### STATED PROBLEM 1
Retype every line of the listing below without changing anything.

### ARTICLE
AOS3 Topic 6: Quotient Rule
In Calculus, the Quotient Rule is similar to the Product Rule. The Quotient Rule is stated as follows:
The derivative of the quotient of two functions is given by the ratio of the denominator function times the derivative of the numerator function, minus the numerator function times the derivative of the denominator function, to the square of the denominator function.
In short, the Quotient Rule is a method for differentiating the division of functions or quotients. This is also known as the quotient rule differentiation in mathematics.

### STATED PROBLEM 2
According to the article on the Quotient Rule, which rule is the Quotient Rule similar to?

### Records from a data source
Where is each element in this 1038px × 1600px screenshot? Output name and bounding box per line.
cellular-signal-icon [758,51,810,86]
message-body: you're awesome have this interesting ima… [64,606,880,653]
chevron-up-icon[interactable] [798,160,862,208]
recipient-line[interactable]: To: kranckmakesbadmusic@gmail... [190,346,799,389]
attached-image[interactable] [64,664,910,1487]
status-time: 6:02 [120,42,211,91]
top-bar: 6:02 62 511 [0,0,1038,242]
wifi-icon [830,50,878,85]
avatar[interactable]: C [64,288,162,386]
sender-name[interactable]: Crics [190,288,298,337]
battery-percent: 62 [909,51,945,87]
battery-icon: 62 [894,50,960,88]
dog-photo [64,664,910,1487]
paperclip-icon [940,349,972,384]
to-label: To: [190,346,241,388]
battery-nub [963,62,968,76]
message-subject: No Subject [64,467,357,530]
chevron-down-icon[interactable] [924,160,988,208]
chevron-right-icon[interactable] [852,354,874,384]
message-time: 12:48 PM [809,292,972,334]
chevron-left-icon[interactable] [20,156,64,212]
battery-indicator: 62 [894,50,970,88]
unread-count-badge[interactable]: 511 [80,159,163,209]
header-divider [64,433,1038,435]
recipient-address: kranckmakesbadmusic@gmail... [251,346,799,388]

### TASK ANSWER 1
Where is each element in this 1038px × 1600px screenshot? Output name and bounding box per line.
cellular-signal-icon [758,51,810,86]
message-body: you're awesome have this interesting ima… [64,606,880,653]
chevron-up-icon[interactable] [798,160,862,208]
recipient-line[interactable]: To: kranckmakesbadmusic@gmail... [190,346,799,389]
attached-image[interactable] [64,664,910,1487]
status-time: 6:02 [120,42,211,91]
top-bar: 6:02 62 511 [0,0,1038,242]
wifi-icon [830,50,878,85]
avatar[interactable]: C [64,288,162,386]
sender-name[interactable]: Crics [190,288,298,337]
battery-percent: 62 [909,51,945,87]
battery-icon: 62 [894,50,960,88]
dog-photo [64,664,910,1487]
paperclip-icon [940,349,972,384]
to-label: To: [190,346,241,388]
battery-nub [963,62,968,76]
message-subject: No Subject [64,467,357,530]
chevron-down-icon[interactable] [924,160,988,208]
chevron-right-icon[interactable] [852,354,874,384]
message-time: 12:48 PM [809,292,972,334]
chevron-left-icon[interactable] [20,156,64,212]
battery-indicator: 62 [894,50,970,88]
unread-count-badge[interactable]: 511 [80,159,163,209]
header-divider [64,433,1038,435]
recipient-address: kranckmakesbadmusic@gmail... [251,346,799,388]

### TASK ANSWER 2
The Product Rule.